**WHAT TO WORK ON**
Read the entries below and pull out each line with the string "this".
begin
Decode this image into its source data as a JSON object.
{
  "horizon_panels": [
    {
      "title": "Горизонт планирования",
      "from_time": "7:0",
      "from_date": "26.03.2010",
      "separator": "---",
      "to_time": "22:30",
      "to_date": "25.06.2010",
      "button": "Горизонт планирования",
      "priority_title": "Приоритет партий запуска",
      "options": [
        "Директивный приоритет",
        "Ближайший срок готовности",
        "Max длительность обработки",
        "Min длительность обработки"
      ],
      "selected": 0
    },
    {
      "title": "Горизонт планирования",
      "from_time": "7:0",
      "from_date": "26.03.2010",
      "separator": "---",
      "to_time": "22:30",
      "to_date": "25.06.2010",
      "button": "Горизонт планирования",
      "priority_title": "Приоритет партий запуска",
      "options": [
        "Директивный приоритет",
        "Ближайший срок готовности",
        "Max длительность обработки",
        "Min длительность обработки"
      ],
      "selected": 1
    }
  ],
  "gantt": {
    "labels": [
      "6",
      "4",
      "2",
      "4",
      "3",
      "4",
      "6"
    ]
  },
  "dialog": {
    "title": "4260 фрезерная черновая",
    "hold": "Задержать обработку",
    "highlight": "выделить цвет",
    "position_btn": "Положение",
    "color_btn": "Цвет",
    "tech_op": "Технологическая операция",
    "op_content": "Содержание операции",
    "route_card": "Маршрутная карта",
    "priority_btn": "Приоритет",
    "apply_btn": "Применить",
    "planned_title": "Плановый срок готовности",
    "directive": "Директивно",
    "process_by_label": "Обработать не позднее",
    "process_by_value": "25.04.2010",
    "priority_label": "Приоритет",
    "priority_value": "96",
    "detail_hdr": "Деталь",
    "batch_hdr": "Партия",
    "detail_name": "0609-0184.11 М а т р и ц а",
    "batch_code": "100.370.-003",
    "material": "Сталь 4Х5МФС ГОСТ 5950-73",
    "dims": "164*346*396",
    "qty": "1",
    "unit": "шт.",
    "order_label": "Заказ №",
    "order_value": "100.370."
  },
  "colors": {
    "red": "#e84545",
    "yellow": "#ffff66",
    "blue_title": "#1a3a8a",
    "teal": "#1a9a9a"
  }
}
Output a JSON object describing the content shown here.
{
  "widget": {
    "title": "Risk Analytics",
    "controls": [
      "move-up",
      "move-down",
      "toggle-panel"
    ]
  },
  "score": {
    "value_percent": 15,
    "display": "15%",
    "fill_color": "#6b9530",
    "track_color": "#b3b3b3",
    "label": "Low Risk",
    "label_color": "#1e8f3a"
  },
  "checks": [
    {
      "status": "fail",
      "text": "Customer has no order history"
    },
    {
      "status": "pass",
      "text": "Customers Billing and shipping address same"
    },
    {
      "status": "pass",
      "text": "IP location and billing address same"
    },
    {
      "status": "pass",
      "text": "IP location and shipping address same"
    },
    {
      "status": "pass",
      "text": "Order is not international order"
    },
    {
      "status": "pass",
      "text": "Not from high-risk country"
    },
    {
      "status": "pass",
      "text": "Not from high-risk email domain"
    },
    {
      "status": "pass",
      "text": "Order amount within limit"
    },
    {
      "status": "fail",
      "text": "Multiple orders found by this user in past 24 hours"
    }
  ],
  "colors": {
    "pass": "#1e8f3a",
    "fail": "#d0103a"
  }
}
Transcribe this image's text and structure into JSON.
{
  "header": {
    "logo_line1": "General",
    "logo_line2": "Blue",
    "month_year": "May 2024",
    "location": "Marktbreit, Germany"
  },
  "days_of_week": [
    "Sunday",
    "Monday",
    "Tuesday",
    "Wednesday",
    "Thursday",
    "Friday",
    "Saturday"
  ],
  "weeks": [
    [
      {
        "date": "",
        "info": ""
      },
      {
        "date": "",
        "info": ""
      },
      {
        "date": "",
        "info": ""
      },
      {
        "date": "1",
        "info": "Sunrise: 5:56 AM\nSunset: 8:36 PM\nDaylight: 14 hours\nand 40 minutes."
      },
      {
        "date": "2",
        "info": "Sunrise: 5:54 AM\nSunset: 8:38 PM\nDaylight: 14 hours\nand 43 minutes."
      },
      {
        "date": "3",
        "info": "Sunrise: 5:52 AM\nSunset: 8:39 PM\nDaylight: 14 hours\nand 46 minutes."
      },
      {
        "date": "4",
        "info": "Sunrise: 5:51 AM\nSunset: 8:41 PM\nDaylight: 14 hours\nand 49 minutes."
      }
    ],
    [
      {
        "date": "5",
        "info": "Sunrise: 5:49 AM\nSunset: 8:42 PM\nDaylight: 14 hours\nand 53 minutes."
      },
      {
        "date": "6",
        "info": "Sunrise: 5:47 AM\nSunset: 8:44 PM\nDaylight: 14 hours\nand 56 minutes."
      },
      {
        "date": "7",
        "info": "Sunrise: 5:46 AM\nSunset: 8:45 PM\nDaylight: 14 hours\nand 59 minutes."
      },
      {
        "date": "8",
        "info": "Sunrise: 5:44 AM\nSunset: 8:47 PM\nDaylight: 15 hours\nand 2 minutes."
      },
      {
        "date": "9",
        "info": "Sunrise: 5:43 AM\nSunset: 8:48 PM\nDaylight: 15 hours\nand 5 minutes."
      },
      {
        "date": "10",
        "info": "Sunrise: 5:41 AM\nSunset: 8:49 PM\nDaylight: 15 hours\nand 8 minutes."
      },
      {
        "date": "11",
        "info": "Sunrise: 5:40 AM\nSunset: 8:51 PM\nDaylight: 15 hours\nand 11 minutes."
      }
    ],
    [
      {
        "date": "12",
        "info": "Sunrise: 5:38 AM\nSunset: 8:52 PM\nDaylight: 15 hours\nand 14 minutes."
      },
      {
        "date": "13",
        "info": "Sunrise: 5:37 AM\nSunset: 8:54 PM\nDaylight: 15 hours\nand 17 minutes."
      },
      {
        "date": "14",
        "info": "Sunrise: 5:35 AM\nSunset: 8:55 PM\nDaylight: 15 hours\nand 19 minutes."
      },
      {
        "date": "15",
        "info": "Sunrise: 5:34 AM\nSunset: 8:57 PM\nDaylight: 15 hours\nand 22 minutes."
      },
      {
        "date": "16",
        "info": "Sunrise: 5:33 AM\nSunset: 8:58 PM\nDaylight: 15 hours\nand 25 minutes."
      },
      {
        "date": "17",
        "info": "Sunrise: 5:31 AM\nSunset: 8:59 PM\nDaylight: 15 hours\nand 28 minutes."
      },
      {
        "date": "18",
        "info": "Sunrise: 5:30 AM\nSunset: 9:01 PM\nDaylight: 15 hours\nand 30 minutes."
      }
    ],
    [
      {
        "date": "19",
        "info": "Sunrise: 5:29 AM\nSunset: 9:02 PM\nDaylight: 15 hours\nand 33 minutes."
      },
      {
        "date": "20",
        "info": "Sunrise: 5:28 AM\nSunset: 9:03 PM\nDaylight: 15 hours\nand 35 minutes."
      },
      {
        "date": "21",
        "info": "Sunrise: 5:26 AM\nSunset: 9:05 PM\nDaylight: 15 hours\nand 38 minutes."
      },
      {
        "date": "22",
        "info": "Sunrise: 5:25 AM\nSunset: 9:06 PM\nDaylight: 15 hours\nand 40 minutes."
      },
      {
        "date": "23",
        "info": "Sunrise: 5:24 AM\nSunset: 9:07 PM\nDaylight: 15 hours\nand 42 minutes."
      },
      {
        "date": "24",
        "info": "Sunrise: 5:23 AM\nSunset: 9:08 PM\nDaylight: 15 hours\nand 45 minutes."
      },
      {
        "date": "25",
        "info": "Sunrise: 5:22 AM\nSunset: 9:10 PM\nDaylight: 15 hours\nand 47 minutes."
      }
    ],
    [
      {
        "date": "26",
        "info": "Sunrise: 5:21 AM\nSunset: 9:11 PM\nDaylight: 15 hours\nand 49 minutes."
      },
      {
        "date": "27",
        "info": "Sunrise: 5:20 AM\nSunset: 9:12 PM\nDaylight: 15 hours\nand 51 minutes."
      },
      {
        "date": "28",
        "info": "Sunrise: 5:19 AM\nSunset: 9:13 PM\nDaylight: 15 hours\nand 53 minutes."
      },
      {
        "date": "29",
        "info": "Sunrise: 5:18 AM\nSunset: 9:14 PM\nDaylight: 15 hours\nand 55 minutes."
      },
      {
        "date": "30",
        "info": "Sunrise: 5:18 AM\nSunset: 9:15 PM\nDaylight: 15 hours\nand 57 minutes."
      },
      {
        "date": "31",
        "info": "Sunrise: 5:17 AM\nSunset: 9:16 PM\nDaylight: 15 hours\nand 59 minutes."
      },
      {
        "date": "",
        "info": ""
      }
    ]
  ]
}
end
**RESPONSE TO THE EXERCISE**
Decode this image into its source data as a JSON object.
      "text": "Multiple orders found by this user in past 24 hours"
Transcribe this image's text and structure into JSON.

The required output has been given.